• PAGE:

## start

Laptop flight ban - say it isn't so!

DHS may ban computers on flights. If smartphones follow you can expect real riots in airports.
 
USA TODAY
with Jefferson Graham

As if airline flights haven't gotten stressful enough, here comes the latest twist.

The Department of Homeland Security is reportedly considering

The Department of Homeland Security is considering banning computers aboard flights from Europe to the United States, because it believes terrorists could conceivably convert a laptop into a bomb, according to news reports. .

On my beloved MacBook Pro or iPad? Really? Tell me it's not so.

Welcome to the new Talking Tech newsletter, USA TODAY's take on the week's most important tech news.

Snap's rough start as a public company, a watch from Microsoft that can calm Parkinson's tremors, and a new touch screen Amazon Echo all grabbed headlines this week. But the one that rocked this reporter was a proposed laptop ban. The broader ban would extend the previous restrictions enacted in March on flights from eight countries in the Middle East and Africa to the U.S. The Department of Homeland Security said this week it was considering expanding the ban to include in-bound flights from Europe.

## end

• DATA LISTING:
## start

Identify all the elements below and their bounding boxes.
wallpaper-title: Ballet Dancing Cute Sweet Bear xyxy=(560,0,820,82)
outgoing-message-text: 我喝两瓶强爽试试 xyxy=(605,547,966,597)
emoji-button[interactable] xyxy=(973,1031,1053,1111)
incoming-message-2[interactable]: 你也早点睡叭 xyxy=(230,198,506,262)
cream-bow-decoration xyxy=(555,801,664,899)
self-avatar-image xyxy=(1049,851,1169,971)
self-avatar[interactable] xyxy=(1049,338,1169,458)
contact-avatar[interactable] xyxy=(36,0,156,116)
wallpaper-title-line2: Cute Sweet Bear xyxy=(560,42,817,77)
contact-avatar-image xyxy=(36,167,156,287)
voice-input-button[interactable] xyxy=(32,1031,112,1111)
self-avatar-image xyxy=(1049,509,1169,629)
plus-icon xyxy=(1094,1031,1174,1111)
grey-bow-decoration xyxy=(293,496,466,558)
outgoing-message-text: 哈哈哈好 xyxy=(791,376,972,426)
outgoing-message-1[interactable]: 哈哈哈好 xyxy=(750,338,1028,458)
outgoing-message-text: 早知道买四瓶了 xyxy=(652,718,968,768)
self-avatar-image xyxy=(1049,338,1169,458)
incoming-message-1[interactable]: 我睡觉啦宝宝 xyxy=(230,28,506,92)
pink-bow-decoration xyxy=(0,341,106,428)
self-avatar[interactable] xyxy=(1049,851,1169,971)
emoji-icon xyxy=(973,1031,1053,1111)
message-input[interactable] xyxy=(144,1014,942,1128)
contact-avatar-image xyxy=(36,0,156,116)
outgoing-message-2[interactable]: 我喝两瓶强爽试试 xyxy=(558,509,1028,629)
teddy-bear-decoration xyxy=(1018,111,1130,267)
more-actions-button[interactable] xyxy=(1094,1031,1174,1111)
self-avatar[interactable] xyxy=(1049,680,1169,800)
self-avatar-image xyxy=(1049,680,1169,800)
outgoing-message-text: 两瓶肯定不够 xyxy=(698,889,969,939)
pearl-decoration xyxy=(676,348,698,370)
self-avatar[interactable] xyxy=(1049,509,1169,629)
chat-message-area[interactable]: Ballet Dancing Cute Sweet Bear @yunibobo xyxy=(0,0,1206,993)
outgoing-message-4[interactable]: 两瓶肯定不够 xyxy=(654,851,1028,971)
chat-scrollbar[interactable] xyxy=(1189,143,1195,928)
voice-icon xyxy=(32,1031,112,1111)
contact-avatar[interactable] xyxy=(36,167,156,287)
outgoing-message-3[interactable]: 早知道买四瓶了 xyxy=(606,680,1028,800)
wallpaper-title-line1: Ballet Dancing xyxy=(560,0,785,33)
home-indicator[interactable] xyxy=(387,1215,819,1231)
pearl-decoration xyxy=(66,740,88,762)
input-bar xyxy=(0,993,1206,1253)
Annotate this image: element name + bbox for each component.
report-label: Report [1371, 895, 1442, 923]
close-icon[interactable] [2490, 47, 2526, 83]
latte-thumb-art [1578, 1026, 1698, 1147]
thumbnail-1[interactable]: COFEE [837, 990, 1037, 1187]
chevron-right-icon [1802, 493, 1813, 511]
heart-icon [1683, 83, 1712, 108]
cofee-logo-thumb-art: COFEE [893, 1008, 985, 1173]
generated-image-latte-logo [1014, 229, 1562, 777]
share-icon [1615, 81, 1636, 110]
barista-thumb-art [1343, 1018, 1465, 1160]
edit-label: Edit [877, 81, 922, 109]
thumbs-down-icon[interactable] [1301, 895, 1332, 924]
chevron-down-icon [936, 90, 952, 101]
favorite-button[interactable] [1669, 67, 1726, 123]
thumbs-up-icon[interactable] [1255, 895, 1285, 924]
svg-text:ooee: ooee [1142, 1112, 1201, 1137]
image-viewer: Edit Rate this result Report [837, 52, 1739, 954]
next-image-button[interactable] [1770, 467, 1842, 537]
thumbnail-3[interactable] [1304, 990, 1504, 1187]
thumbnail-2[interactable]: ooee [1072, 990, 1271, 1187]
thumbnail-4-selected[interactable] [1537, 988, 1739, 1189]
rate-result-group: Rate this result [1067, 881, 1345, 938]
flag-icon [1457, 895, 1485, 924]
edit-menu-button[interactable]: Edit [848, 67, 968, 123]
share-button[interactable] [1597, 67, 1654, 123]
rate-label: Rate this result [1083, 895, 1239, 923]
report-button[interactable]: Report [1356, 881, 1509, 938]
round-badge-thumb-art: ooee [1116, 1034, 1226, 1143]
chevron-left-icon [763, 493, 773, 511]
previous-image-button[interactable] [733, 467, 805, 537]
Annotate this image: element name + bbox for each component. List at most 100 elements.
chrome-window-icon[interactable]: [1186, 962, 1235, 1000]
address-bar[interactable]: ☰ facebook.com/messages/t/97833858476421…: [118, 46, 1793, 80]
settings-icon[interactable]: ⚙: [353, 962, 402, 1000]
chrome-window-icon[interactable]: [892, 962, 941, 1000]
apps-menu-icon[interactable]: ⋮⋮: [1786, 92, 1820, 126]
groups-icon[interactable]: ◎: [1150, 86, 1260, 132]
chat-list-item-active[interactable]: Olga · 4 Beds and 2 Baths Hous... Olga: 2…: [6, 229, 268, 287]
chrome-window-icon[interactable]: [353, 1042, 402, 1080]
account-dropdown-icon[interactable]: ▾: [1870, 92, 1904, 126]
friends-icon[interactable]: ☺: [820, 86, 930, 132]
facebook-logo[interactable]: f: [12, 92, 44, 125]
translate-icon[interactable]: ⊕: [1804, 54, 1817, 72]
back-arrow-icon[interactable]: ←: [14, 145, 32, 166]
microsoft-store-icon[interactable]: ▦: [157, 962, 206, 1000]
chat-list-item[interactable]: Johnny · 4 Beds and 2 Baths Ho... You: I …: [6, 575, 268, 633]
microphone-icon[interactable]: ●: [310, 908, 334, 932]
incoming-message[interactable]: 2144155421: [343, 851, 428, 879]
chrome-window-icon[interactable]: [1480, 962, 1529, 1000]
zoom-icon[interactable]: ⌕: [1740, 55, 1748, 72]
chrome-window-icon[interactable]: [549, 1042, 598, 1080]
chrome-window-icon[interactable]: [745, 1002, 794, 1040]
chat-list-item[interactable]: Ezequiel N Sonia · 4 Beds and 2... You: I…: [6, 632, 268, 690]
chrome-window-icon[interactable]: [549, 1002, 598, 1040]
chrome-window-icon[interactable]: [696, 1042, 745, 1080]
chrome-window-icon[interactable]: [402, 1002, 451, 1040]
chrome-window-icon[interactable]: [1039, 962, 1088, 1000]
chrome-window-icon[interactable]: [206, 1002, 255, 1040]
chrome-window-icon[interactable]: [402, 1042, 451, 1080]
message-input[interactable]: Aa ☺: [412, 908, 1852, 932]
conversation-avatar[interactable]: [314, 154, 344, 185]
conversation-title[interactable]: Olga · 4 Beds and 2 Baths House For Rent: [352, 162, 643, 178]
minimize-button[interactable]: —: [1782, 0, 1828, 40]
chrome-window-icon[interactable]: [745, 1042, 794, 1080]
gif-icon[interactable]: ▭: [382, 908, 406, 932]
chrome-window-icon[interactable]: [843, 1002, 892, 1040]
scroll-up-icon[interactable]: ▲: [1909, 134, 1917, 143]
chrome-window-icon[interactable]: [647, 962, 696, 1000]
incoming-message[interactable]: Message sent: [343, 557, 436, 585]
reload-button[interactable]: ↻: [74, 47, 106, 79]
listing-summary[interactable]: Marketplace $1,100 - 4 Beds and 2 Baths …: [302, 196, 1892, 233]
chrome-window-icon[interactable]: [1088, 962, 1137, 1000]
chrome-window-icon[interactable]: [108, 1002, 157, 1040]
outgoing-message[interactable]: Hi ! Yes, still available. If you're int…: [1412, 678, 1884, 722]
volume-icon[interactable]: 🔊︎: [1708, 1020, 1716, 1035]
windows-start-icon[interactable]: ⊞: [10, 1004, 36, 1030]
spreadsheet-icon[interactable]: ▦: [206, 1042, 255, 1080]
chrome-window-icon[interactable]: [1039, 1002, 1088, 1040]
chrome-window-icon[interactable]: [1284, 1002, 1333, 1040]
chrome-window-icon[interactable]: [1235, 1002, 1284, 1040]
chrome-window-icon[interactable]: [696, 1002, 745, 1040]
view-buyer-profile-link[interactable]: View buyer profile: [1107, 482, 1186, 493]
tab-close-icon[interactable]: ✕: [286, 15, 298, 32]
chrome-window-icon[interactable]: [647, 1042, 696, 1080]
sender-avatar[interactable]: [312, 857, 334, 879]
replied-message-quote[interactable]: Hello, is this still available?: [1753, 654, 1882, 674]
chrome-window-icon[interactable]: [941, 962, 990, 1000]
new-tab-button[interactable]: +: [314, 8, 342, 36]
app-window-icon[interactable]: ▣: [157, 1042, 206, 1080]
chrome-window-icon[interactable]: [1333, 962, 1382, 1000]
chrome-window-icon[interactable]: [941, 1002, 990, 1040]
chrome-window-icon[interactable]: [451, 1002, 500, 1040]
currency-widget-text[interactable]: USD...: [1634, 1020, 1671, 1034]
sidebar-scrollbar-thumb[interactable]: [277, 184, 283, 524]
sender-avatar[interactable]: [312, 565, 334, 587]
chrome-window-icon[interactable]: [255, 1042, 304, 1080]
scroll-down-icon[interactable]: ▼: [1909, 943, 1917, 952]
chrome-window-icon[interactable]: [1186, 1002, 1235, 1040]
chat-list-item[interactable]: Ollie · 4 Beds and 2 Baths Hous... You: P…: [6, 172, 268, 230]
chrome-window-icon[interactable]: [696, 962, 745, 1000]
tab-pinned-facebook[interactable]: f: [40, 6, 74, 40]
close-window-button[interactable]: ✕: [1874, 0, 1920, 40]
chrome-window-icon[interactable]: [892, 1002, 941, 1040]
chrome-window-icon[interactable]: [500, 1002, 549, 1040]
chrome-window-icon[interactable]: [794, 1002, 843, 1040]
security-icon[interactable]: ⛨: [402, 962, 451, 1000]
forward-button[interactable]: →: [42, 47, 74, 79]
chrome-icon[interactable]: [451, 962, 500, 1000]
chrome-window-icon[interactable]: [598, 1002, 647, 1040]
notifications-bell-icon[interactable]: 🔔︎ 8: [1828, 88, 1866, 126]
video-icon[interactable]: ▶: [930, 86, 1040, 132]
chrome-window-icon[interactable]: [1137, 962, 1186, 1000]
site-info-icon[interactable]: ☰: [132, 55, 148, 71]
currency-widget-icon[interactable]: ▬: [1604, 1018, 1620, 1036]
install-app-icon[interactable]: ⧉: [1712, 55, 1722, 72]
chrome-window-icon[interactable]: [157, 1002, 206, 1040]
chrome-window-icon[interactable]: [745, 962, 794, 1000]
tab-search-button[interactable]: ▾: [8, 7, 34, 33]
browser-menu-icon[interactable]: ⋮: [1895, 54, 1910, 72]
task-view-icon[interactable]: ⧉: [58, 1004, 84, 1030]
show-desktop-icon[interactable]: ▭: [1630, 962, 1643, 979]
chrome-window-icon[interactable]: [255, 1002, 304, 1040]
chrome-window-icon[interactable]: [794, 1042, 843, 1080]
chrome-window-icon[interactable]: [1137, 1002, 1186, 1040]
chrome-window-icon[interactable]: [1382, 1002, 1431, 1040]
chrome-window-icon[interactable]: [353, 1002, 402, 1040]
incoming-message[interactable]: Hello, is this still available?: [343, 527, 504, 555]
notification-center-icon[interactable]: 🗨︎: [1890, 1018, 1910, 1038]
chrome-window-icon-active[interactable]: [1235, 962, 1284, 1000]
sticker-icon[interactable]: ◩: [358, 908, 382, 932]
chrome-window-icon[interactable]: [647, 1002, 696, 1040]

## end

Reproduce the laptop flight ban article above word for word, from its headline to its final sentence.

Laptop flight ban - say it isn't so!

DHS may ban computers on flights. If smartphones follow you can expect real riots in airports.
 
USA TODAY
with Jefferson Graham

As if airline flights haven't gotten stressful enough, here comes the latest twist.

The Department of Homeland Security is reportedly considering

The Department of Homeland Security is considering banning computers aboard flights from Europe to the United States, because it believes terrorists could conceivably convert a laptop into a bomb, according to news reports. .

On my beloved MacBook Pro or iPad? Really? Tell me it's not so.

Welcome to the new Talking Tech newsletter, USA TODAY's take on the week's most important tech news.

Snap's rough start as a public company, a watch from Microsoft that can calm Parkinson's tremors, and a new touch screen Amazon Echo all grabbed headlines this week. But the one that rocked this reporter was a proposed laptop ban. The broader ban would extend the previous restrictions enacted in March on flights from eight countries in the Middle East and Africa to the U.S. The Department of Homeland Security said this week it was considering expanding the ban to include in-bound flights from Europe.